Show every line containing "true" by copying it.

Raw data:

***

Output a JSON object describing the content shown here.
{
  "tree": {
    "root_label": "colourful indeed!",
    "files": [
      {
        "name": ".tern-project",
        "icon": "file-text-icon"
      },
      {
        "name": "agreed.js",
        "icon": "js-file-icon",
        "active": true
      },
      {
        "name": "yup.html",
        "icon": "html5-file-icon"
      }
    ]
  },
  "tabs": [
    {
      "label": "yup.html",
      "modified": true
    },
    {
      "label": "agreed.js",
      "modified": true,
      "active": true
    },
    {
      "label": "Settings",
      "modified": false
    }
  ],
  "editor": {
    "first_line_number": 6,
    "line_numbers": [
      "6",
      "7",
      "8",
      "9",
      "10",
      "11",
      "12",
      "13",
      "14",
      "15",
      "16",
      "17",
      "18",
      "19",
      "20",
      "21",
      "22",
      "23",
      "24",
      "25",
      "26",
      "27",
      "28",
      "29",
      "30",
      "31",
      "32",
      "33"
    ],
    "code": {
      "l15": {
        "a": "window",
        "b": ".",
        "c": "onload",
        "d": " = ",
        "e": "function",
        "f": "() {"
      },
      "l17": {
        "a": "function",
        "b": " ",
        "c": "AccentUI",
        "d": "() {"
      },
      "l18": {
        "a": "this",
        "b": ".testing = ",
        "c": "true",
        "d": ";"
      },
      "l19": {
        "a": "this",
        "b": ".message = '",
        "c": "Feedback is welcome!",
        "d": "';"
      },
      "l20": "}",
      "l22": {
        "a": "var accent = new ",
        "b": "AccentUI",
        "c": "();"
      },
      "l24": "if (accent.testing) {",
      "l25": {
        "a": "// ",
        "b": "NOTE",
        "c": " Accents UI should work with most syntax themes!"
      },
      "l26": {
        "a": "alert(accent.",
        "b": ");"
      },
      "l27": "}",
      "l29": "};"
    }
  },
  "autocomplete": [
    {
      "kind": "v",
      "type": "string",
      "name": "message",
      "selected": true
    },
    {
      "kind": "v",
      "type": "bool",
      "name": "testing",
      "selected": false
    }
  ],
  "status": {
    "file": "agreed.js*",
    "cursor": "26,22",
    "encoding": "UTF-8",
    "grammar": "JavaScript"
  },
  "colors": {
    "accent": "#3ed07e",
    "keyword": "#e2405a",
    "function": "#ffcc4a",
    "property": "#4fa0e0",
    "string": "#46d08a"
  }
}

***

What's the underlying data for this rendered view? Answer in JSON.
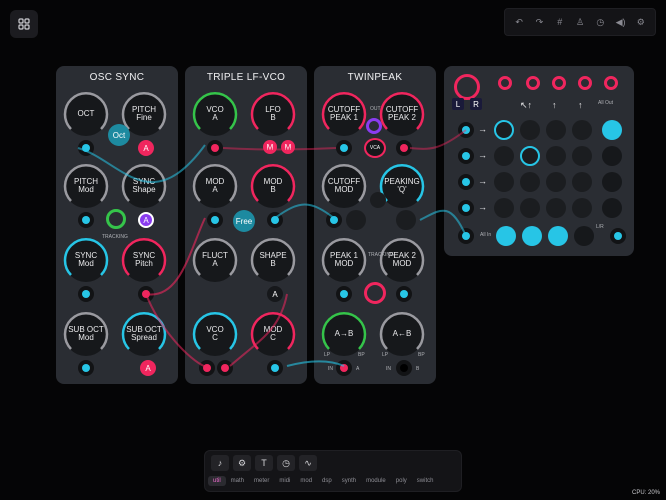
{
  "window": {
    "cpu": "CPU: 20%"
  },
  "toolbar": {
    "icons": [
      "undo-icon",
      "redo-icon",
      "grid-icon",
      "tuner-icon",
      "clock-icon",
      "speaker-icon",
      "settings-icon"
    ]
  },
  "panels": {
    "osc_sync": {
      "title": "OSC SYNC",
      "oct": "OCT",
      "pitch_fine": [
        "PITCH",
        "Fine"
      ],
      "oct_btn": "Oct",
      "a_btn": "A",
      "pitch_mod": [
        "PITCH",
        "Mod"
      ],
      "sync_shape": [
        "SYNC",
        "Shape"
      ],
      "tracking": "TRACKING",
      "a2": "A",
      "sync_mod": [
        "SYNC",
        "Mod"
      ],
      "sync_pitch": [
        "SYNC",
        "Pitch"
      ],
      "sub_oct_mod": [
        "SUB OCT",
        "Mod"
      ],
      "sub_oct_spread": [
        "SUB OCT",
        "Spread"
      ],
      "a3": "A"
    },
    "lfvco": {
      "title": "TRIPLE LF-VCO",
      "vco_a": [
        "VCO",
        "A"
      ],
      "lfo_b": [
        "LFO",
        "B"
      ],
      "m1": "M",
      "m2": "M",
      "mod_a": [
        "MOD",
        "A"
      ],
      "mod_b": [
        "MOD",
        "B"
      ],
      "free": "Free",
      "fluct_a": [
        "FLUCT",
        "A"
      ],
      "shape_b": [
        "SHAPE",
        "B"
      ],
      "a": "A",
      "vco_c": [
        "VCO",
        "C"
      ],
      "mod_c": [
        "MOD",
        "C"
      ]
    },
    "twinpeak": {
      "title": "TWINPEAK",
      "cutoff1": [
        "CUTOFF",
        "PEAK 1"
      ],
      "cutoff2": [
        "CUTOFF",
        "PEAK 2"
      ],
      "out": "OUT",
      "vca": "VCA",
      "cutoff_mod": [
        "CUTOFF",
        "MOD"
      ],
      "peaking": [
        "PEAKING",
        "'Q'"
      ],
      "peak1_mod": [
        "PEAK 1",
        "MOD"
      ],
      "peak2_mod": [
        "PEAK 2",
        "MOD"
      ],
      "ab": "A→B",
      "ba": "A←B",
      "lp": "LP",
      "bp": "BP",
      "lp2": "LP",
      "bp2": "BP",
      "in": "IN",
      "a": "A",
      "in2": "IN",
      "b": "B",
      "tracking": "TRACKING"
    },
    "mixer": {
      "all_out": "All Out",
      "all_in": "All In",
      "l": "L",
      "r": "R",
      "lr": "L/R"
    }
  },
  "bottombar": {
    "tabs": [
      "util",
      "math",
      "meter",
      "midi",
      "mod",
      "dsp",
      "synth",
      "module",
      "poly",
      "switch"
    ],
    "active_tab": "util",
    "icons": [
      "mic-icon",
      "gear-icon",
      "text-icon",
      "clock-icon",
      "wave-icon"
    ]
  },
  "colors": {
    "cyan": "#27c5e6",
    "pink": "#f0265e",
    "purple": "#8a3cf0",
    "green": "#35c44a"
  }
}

***

Answer for this exercise:
        "active": true
      "modified": true
      "modified": true,
      "active": true
        "c": "true",
      "selected": true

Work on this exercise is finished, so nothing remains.